BRIEF
Copy out all of the material exactly.

DATA SUPPLIED

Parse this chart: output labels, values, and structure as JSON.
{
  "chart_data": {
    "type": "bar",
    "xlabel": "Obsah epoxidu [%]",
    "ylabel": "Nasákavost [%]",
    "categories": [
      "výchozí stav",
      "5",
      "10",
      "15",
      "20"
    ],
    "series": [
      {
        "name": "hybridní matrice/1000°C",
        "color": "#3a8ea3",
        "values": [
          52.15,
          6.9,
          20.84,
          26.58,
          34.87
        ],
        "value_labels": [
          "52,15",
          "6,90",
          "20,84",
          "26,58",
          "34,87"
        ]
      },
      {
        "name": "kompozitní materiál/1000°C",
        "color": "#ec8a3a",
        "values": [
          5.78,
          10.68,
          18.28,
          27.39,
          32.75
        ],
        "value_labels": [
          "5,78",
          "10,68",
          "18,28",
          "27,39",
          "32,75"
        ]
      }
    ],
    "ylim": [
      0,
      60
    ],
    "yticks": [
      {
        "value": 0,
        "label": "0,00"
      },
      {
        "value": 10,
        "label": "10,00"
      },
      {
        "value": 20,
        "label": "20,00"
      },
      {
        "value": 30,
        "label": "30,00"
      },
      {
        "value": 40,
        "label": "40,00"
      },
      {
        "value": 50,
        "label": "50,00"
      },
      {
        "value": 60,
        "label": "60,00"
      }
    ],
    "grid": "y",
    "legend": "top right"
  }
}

RIGHT ANSWER
Parse this chart: output labels, values, and structure as JSON.
{
  "chart_data": {
    "type": "bar",
    "xlabel": "Obsah epoxidu [%]",
    "ylabel": "Nasákavost [%]",
    "categories": [
      "výchozí stav",
      "5",
      "10",
      "15",
      "20"
    ],
    "series": [
      {
        "name": "hybridní matrice/1000°C",
        "color": "#3a8ea3",
        "values": [
          52.15,
          6.9,
          20.84,
          26.58,
          34.87
        ],
        "value_labels": [
          "52,15",
          "6,90",
          "20,84",
          "26,58",
          "34,87"
        ]
      },
      {
        "name": "kompozitní materiál/1000°C",
        "color": "#ec8a3a",
        "values": [
          5.78,
          10.68,
          18.28,
          27.39,
          32.75
        ],
        "value_labels": [
          "5,78",
          "10,68",
          "18,28",
          "27,39",
          "32,75"
        ]
      }
    ],
    "ylim": [
      0,
      60
    ],
    "yticks": [
      {
        "value": 0,
        "label": "0,00"
      },
      {
        "value": 10,
        "label": "10,00"
      },
      {
        "value": 20,
        "label": "20,00"
      },
      {
        "value": 30,
        "label": "30,00"
      },
      {
        "value": 40,
        "label": "40,00"
      },
      {
        "value": 50,
        "label": "50,00"
      },
      {
        "value": 60,
        "label": "60,00"
      }
    ],
    "grid": "y",
    "legend": "top right"
  }
}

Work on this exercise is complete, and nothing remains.